* Begin Excerpted records *
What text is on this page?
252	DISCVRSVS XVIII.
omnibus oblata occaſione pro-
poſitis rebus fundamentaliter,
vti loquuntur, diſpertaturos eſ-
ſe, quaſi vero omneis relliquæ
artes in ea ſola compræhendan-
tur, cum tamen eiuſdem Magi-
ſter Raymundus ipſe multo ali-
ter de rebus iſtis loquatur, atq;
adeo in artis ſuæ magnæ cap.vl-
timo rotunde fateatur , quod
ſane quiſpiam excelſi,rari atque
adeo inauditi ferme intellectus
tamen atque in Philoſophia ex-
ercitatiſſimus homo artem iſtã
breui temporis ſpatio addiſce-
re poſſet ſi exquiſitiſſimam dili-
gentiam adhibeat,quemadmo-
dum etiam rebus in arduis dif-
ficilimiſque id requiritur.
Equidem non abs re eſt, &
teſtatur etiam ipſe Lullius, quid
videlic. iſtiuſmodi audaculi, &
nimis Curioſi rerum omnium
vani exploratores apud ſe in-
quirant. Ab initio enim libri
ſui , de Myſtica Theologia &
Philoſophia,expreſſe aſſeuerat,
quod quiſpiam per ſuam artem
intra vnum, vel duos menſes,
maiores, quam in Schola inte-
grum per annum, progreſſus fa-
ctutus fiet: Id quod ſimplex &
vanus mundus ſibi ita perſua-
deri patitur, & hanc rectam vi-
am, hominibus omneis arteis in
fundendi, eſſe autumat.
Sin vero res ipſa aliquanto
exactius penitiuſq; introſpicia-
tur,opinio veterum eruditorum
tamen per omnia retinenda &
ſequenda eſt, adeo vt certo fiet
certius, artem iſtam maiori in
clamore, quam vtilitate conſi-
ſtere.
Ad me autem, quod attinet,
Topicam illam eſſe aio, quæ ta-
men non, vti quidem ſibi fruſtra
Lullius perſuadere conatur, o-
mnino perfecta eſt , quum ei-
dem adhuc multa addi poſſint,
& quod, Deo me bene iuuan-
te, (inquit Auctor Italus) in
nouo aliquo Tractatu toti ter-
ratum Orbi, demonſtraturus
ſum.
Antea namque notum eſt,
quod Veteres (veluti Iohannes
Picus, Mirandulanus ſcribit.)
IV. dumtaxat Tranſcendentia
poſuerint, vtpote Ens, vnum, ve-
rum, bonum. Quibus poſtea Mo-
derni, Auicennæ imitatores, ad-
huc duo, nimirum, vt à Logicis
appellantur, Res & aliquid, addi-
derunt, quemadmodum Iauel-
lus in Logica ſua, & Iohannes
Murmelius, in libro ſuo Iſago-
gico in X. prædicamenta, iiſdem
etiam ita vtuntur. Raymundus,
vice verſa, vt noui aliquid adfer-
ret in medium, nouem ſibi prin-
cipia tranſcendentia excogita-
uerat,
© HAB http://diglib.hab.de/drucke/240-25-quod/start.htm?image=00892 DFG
* End Excerpted records *
### Given problem
Look through the entries above; copy each line where the string "quam" appears.

### Full response
maiores, quam in Schola inte-
clamore, quam vtilitate conſi-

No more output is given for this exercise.